====== DATA TO PROCESS
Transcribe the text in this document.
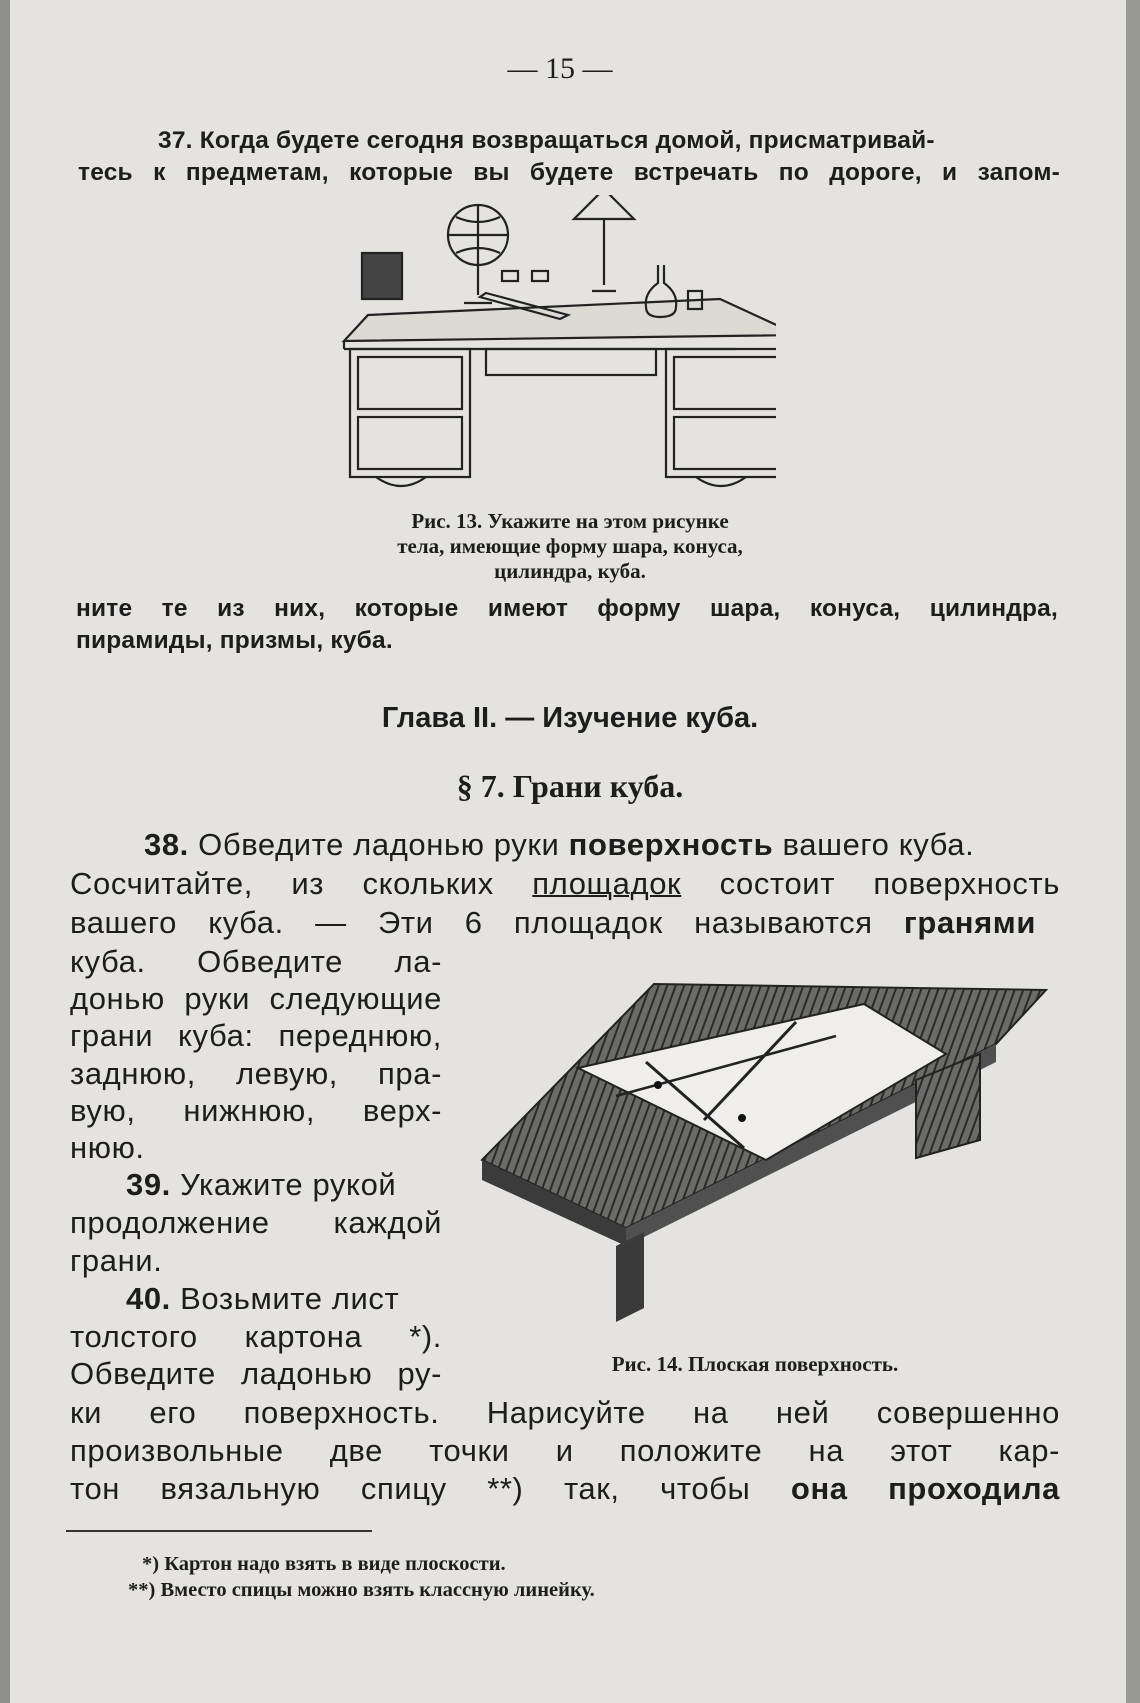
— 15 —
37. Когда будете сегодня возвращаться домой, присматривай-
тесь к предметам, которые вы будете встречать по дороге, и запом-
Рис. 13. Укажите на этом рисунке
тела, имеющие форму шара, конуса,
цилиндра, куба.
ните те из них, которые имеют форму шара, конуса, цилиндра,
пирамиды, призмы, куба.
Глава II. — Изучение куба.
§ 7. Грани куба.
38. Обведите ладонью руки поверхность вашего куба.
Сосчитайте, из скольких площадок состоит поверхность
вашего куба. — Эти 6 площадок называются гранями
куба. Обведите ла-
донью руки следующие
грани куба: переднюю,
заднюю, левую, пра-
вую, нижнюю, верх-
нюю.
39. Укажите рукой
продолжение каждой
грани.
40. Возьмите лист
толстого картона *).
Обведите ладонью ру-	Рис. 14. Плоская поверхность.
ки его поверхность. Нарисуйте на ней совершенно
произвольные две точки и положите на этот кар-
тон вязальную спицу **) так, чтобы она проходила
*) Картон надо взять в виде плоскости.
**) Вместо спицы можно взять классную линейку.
============
- **WORK REQUIRED**
Without the pictures, reproduce every line of the records above exactly.

- **EXERCISE SOLUTION**
Transcribe the text in this document.
— 15 —
37. Когда будете сегодня возвращаться домой, присматривай-
тесь к предметам, которые вы будете встречать по дороге, и запом-
Рис. 13. Укажите на этом рисунке
тела, имеющие форму шара, конуса,
цилиндра, куба.
ните те из них, которые имеют форму шара, конуса, цилиндра,
пирамиды, призмы, куба.
Глава II. — Изучение куба.
§ 7. Грани куба.
38. Обведите ладонью руки поверхность вашего куба.
Сосчитайте, из скольких площадок состоит поверхность
вашего куба. — Эти 6 площадок называются гранями
куба. Обведите ла-
донью руки следующие
грани куба: переднюю,
заднюю, левую, пра-
вую, нижнюю, верх-
нюю.
39. Укажите рукой
продолжение каждой
грани.
40. Возьмите лист
толстого картона *).
Обведите ладонью ру-	Рис. 14. Плоская поверхность.
ки его поверхность. Нарисуйте на ней совершенно
произвольные две точки и положите на этот кар-
тон вязальную спицу **) так, чтобы она проходила
*) Картон надо взять в виде плоскости.
**) Вместо спицы можно взять классную линейку.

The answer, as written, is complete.